Lines of data
_____
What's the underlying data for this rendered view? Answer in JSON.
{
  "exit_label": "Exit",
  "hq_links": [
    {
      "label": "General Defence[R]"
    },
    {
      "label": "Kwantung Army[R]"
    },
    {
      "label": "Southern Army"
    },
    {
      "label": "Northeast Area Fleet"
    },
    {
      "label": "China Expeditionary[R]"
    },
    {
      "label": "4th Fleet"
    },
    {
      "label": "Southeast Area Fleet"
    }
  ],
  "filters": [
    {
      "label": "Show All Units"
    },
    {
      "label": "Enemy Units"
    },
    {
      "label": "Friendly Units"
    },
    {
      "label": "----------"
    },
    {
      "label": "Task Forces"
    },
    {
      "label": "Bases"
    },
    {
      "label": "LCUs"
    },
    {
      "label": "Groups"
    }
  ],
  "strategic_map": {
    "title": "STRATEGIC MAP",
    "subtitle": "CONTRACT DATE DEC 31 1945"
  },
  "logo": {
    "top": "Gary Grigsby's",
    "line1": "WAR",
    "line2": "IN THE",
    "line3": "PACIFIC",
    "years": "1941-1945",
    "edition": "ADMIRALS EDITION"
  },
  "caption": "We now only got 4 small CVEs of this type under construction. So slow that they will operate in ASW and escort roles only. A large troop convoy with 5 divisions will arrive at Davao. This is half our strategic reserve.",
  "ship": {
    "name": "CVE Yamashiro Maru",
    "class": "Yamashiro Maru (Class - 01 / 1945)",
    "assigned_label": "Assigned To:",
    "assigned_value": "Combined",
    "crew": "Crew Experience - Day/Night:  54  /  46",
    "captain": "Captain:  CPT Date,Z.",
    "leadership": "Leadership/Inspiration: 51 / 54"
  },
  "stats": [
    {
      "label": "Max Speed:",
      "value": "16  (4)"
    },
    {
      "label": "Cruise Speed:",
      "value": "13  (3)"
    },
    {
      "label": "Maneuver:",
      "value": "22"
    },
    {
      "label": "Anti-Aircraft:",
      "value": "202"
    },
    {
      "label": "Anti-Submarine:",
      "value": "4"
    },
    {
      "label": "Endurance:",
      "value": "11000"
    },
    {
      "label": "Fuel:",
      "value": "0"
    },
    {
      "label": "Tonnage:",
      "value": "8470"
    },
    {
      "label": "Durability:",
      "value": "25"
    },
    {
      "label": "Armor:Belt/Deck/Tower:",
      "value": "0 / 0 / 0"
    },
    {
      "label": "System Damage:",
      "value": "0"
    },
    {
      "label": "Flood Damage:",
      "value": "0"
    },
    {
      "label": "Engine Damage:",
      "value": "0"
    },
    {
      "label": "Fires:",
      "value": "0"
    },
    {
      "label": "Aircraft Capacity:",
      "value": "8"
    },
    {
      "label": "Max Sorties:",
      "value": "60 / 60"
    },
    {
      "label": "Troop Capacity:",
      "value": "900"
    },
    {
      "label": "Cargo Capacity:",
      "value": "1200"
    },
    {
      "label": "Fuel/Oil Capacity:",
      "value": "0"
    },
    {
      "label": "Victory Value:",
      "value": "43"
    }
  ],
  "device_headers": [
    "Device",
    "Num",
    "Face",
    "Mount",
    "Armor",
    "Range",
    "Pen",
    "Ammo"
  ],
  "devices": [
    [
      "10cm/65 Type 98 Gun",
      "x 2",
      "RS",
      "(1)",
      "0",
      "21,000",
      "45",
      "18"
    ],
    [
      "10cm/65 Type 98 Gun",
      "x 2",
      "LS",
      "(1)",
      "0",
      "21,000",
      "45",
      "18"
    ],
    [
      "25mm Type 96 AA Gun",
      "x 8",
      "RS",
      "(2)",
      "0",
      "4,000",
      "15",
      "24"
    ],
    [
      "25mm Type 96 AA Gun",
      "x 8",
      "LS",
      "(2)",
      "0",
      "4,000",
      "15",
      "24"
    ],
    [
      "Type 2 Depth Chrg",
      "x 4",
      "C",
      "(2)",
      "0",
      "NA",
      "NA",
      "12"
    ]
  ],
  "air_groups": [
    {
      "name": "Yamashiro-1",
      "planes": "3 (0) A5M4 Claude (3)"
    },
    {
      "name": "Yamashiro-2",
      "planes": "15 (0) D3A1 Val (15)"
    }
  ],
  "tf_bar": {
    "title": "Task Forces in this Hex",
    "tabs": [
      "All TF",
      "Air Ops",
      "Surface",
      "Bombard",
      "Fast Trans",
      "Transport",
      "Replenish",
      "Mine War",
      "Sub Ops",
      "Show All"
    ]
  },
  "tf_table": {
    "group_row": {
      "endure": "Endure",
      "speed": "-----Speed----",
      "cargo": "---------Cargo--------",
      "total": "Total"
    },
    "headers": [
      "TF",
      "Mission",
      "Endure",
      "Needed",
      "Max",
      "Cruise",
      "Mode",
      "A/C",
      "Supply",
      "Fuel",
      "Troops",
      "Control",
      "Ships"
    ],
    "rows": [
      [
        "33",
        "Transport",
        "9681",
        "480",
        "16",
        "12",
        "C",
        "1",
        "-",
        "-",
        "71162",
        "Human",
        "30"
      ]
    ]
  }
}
_____
(Task description) In the entries above, identify each line that includes the string "Maru", then copy it.

(Expected answer)
    "name": "CVE Yamashiro Maru",
    "class": "Yamashiro Maru (Class - 01 / 1945)",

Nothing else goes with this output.